Data items:
==========

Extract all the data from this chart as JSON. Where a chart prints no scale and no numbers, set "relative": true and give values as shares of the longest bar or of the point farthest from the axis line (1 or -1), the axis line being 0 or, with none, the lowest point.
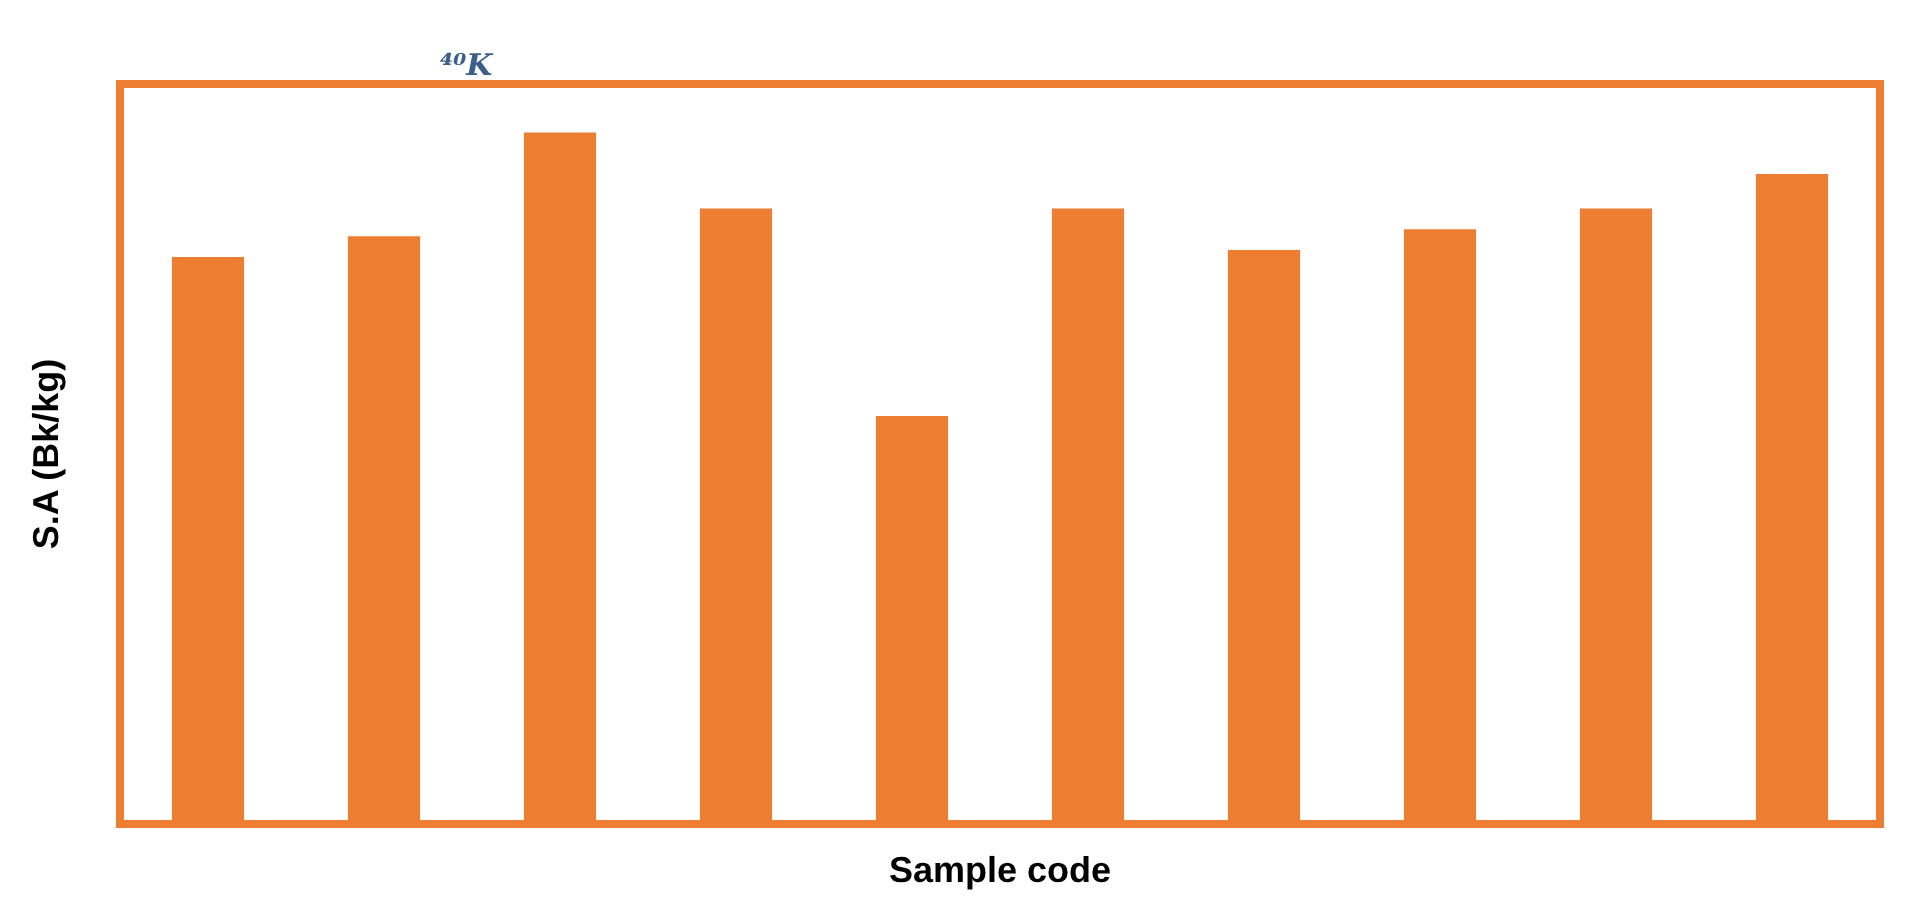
{
  "chart_data": {
    "type": "bar",
    "title": "⁴⁰K",
    "xlabel": "Sample code",
    "ylabel": "S.A (Bk/kg)",
    "relative": true,
    "categories": [
      null,
      null,
      null,
      null,
      null,
      null,
      null,
      null,
      null,
      null
    ],
    "values": [
      0.82,
      0.85,
      1,
      0.89,
      0.59,
      0.89,
      0.83,
      0.86,
      0.89,
      0.94
    ],
    "color": "#ed7d31"
  }
}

==========

### EXERCISE OBJECTIVE
Quote in full the listing given above; the images are to be left out.

### EXERCISE ANSWER
Extract all the data from this chart as JSON. Where a chart prints no scale and no numbers, set "relative": true and give values as shares of the longest bar or of the point farthest from the axis line (1 or -1), the axis line being 0 or, with none, the lowest point.
{
  "chart_data": {
    "type": "bar",
    "title": "⁴⁰K",
    "xlabel": "Sample code",
    "ylabel": "S.A (Bk/kg)",
    "relative": true,
    "categories": [
      null,
      null,
      null,
      null,
      null,
      null,
      null,
      null,
      null,
      null
    ],
    "values": [
      0.82,
      0.85,
      1,
      0.89,
      0.59,
      0.89,
      0.83,
      0.86,
      0.89,
      0.94
    ],
    "color": "#ed7d31"
  }
}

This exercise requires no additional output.